───── DATA EXCERPTS

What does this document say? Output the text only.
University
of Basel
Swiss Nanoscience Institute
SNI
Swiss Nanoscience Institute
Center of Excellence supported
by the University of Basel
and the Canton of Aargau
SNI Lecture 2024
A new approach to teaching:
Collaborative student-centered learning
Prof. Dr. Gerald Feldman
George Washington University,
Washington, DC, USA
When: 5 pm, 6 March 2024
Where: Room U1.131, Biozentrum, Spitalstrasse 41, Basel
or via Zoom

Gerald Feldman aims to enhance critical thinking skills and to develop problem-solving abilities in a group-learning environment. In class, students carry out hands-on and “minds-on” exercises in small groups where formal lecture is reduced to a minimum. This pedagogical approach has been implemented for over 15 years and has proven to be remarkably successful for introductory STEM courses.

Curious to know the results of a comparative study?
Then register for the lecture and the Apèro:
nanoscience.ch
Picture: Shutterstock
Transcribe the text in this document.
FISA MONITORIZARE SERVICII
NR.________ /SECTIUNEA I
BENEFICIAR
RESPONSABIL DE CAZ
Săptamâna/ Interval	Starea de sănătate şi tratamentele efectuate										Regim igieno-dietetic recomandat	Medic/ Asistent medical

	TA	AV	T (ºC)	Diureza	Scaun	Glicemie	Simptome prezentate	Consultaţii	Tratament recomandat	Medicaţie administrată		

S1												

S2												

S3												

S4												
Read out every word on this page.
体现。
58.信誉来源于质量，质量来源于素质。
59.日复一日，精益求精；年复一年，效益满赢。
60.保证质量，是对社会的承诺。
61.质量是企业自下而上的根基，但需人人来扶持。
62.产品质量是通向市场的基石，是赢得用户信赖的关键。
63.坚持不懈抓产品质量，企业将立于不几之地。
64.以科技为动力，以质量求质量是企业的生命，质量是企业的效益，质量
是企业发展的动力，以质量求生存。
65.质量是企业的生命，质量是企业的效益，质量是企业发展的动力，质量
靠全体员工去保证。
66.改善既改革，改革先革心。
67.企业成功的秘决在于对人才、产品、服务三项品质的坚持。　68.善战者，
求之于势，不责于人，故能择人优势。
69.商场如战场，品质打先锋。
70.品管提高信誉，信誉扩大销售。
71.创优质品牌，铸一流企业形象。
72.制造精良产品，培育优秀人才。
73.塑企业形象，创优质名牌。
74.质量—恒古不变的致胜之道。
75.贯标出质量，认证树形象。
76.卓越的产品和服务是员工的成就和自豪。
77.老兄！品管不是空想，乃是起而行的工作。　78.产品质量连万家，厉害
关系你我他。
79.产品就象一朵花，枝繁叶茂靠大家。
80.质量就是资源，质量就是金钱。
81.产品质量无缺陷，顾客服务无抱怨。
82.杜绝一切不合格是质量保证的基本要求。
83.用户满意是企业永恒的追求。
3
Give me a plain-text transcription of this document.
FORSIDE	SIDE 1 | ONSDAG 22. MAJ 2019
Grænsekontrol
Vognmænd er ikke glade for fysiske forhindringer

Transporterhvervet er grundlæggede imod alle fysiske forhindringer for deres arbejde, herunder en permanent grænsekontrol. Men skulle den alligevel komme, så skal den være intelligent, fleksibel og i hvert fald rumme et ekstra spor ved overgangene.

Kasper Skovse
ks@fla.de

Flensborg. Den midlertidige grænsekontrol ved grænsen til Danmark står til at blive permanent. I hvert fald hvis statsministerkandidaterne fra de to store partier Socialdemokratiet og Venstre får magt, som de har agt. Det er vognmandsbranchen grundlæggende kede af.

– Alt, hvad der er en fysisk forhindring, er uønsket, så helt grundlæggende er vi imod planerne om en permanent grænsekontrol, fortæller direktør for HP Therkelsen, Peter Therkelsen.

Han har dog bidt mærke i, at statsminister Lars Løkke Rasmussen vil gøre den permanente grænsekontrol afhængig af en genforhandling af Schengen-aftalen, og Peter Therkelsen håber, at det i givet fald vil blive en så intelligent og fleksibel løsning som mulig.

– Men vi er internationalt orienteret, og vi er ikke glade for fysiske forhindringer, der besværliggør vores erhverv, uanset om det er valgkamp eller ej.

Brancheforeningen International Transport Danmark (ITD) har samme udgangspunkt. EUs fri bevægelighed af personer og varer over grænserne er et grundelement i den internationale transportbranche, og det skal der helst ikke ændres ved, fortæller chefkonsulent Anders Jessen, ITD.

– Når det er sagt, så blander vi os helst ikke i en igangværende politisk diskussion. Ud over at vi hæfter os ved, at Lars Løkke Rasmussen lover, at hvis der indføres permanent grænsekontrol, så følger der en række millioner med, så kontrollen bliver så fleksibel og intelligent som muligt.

──────────

** WHAT TO DO **
State the count of lines above containing the string "text", and add nothing to it.

** EXERCISE RESULT **
3